-------- Material to process

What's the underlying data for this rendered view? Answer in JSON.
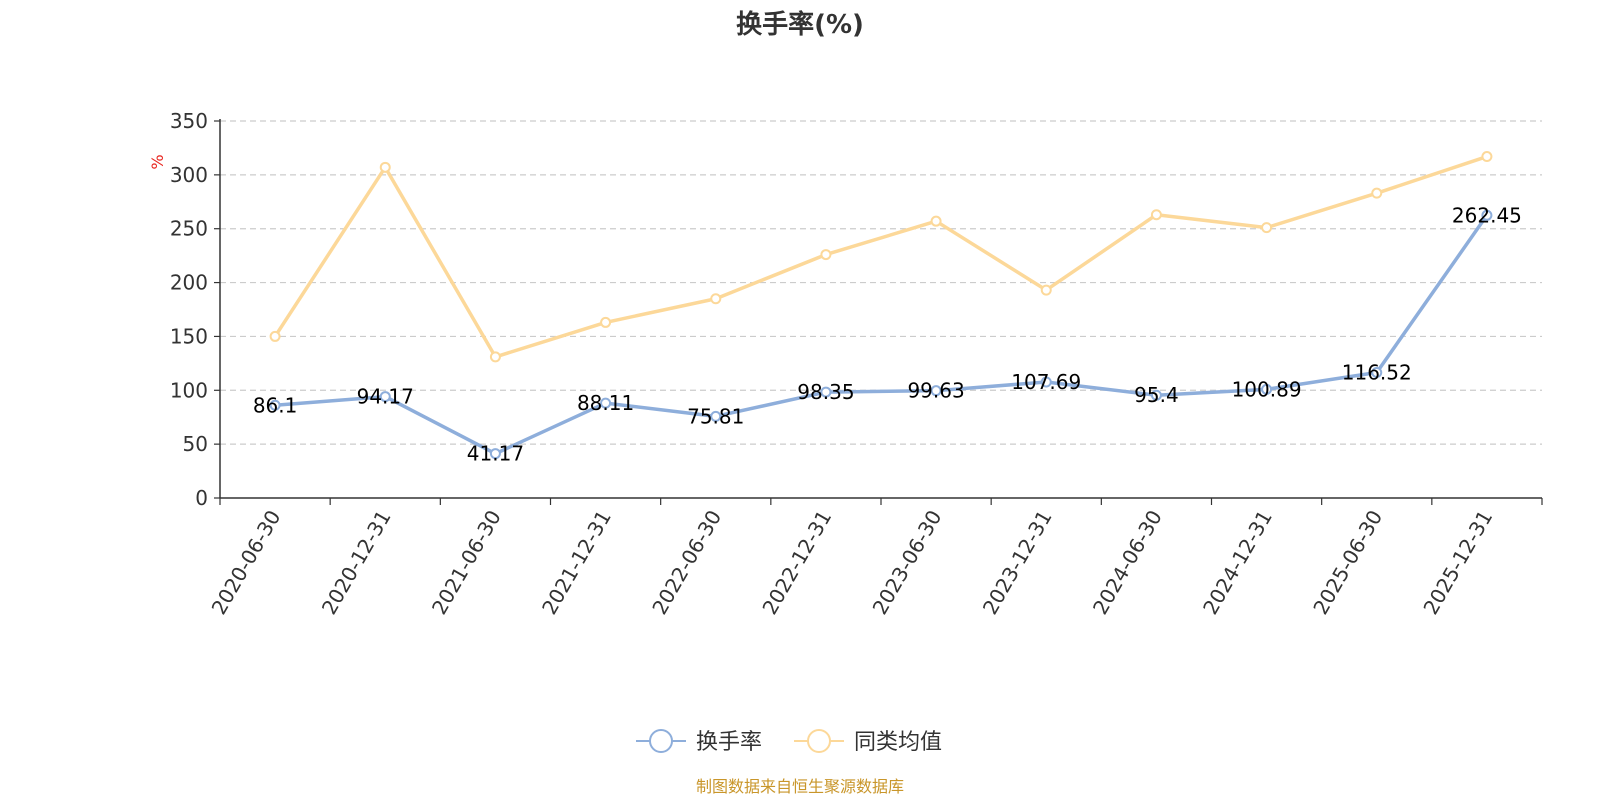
{
  "chart_data": {
    "type": "line",
    "title": "换手率(%)",
    "y_unit": "%",
    "ylim": [
      0,
      350
    ],
    "yticks": [
      0,
      50,
      100,
      150,
      200,
      250,
      300,
      350
    ],
    "categories": [
      "2020-06-30",
      "2020-12-31",
      "2021-06-30",
      "2021-12-31",
      "2022-06-30",
      "2022-12-31",
      "2023-06-30",
      "2023-12-31",
      "2024-06-30",
      "2024-12-31",
      "2025-06-30",
      "2025-12-31"
    ],
    "series": [
      {
        "name": "换手率",
        "color": "#8eaedb",
        "show_labels": true,
        "values": [
          86.1,
          94.17,
          41.17,
          88.11,
          75.81,
          98.35,
          99.63,
          107.69,
          95.4,
          100.89,
          116.52,
          262.45
        ]
      },
      {
        "name": "同类均值",
        "color": "#fcd899",
        "show_labels": false,
        "values": [
          150,
          307,
          131,
          163,
          185,
          226,
          257,
          193,
          263,
          251,
          283,
          317
        ]
      }
    ],
    "grid": true,
    "grid_style": "dashed",
    "legend_position": "bottom-center"
  },
  "source_text": "制图数据来自恒生聚源数据库"
}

----------------

* Stated goal *
Repeat each entry exactly. Pictures do not belong in the copy.

* Task result *
What's the underlying data for this rendered view? Answer in JSON.
{
  "chart_data": {
    "type": "line",
    "title": "换手率(%)",
    "y_unit": "%",
    "ylim": [
      0,
      350
    ],
    "yticks": [
      0,
      50,
      100,
      150,
      200,
      250,
      300,
      350
    ],
    "categories": [
      "2020-06-30",
      "2020-12-31",
      "2021-06-30",
      "2021-12-31",
      "2022-06-30",
      "2022-12-31",
      "2023-06-30",
      "2023-12-31",
      "2024-06-30",
      "2024-12-31",
      "2025-06-30",
      "2025-12-31"
    ],
    "series": [
      {
        "name": "换手率",
        "color": "#8eaedb",
        "show_labels": true,
        "values": [
          86.1,
          94.17,
          41.17,
          88.11,
          75.81,
          98.35,
          99.63,
          107.69,
          95.4,
          100.89,
          116.52,
          262.45
        ]
      },
      {
        "name": "同类均值",
        "color": "#fcd899",
        "show_labels": false,
        "values": [
          150,
          307,
          131,
          163,
          185,
          226,
          257,
          193,
          263,
          251,
          283,
          317
        ]
      }
    ],
    "grid": true,
    "grid_style": "dashed",
    "legend_position": "bottom-center"
  },
  "source_text": "制图数据来自恒生聚源数据库"
}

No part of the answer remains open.